▸ Do this
Without including any pictures, copy each entry below exactly.

## begin Source data

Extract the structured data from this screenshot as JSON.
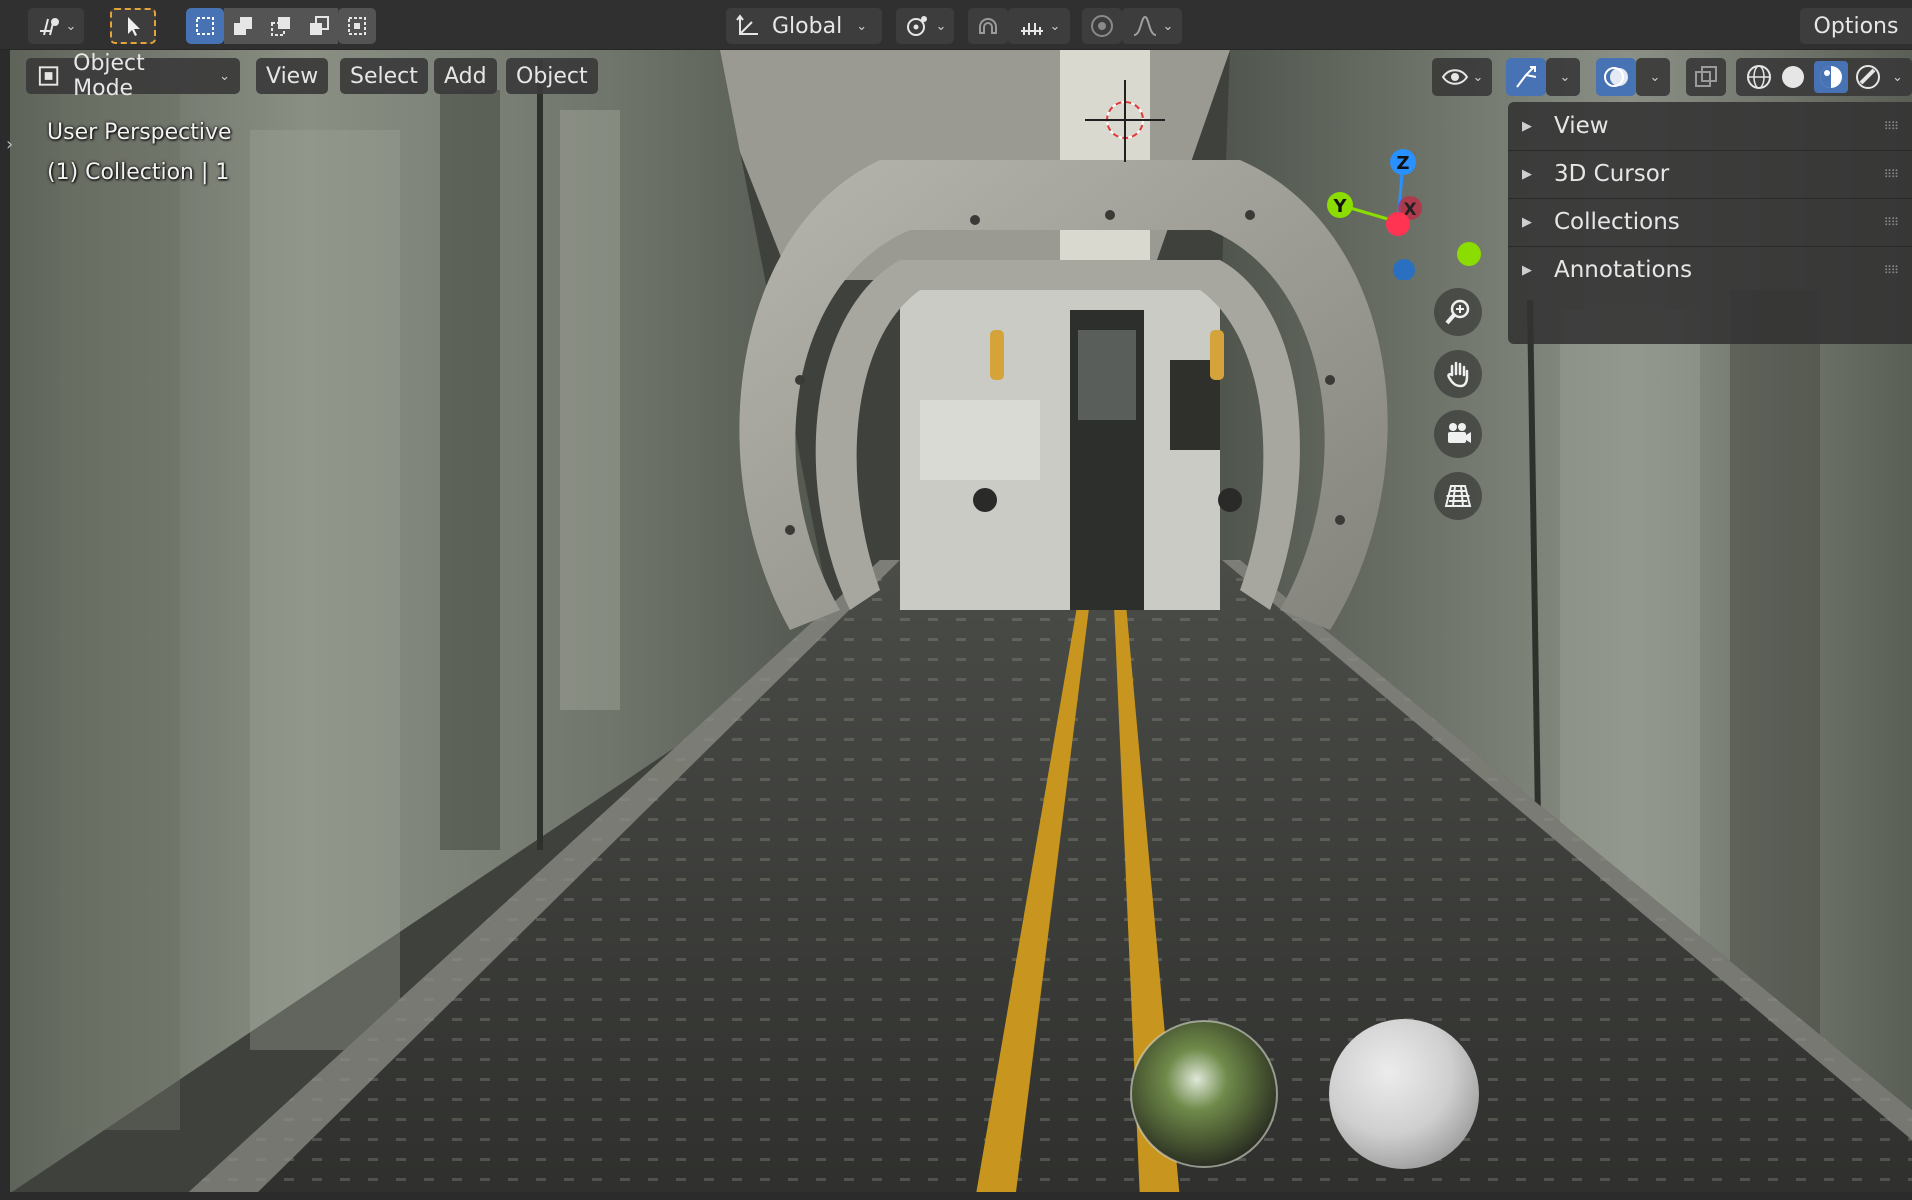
{
  "header": {
    "editor_type_icon": "3d-viewport-editor-icon",
    "tools": [
      "select-cursor-icon"
    ],
    "selection_modes": [
      "select-new-icon",
      "select-extend-icon",
      "select-subtract-icon",
      "select-invert-icon",
      "select-intersect-icon"
    ],
    "transform_orientation": "Global",
    "options_label": "Options"
  },
  "viewport_header": {
    "mode": "Object Mode",
    "menus": {
      "view": "View",
      "select": "Select",
      "add": "Add",
      "object": "Object"
    }
  },
  "overlay": {
    "perspective": "User Perspective",
    "collection": "(1) Collection | 1"
  },
  "gizmo": {
    "z": "Z",
    "y": "Y",
    "x": "X"
  },
  "sidebar": {
    "items": [
      {
        "label": "View"
      },
      {
        "label": "3D Cursor"
      },
      {
        "label": "Collections"
      },
      {
        "label": "Annotations"
      }
    ]
  },
  "nav_buttons": [
    "zoom-icon",
    "hand-pan-icon",
    "camera-icon",
    "grid-ortho-icon"
  ],
  "colors": {
    "header_bg": "#303030",
    "button_bg": "#545454",
    "active_blue": "#4772b3",
    "axis_x": "#ff3352",
    "axis_y": "#8bdc00",
    "axis_z": "#2890ff",
    "floor_stripe": "#c8961e"
  }
}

## end Source data

▸ Result of the exercise
Extract the structured data from this screenshot as JSON.
{
  "header": {
    "editor_type_icon": "3d-viewport-editor-icon",
    "tools": [
      "select-cursor-icon"
    ],
    "selection_modes": [
      "select-new-icon",
      "select-extend-icon",
      "select-subtract-icon",
      "select-invert-icon",
      "select-intersect-icon"
    ],
    "transform_orientation": "Global",
    "options_label": "Options"
  },
  "viewport_header": {
    "mode": "Object Mode",
    "menus": {
      "view": "View",
      "select": "Select",
      "add": "Add",
      "object": "Object"
    }
  },
  "overlay": {
    "perspective": "User Perspective",
    "collection": "(1) Collection | 1"
  },
  "gizmo": {
    "z": "Z",
    "y": "Y",
    "x": "X"
  },
  "sidebar": {
    "items": [
      {
        "label": "View"
      },
      {
        "label": "3D Cursor"
      },
      {
        "label": "Collections"
      },
      {
        "label": "Annotations"
      }
    ]
  },
  "nav_buttons": [
    "zoom-icon",
    "hand-pan-icon",
    "camera-icon",
    "grid-ortho-icon"
  ],
  "colors": {
    "header_bg": "#303030",
    "button_bg": "#545454",
    "active_blue": "#4772b3",
    "axis_x": "#ff3352",
    "axis_y": "#8bdc00",
    "axis_z": "#2890ff",
    "floor_stripe": "#c8961e"
  }
}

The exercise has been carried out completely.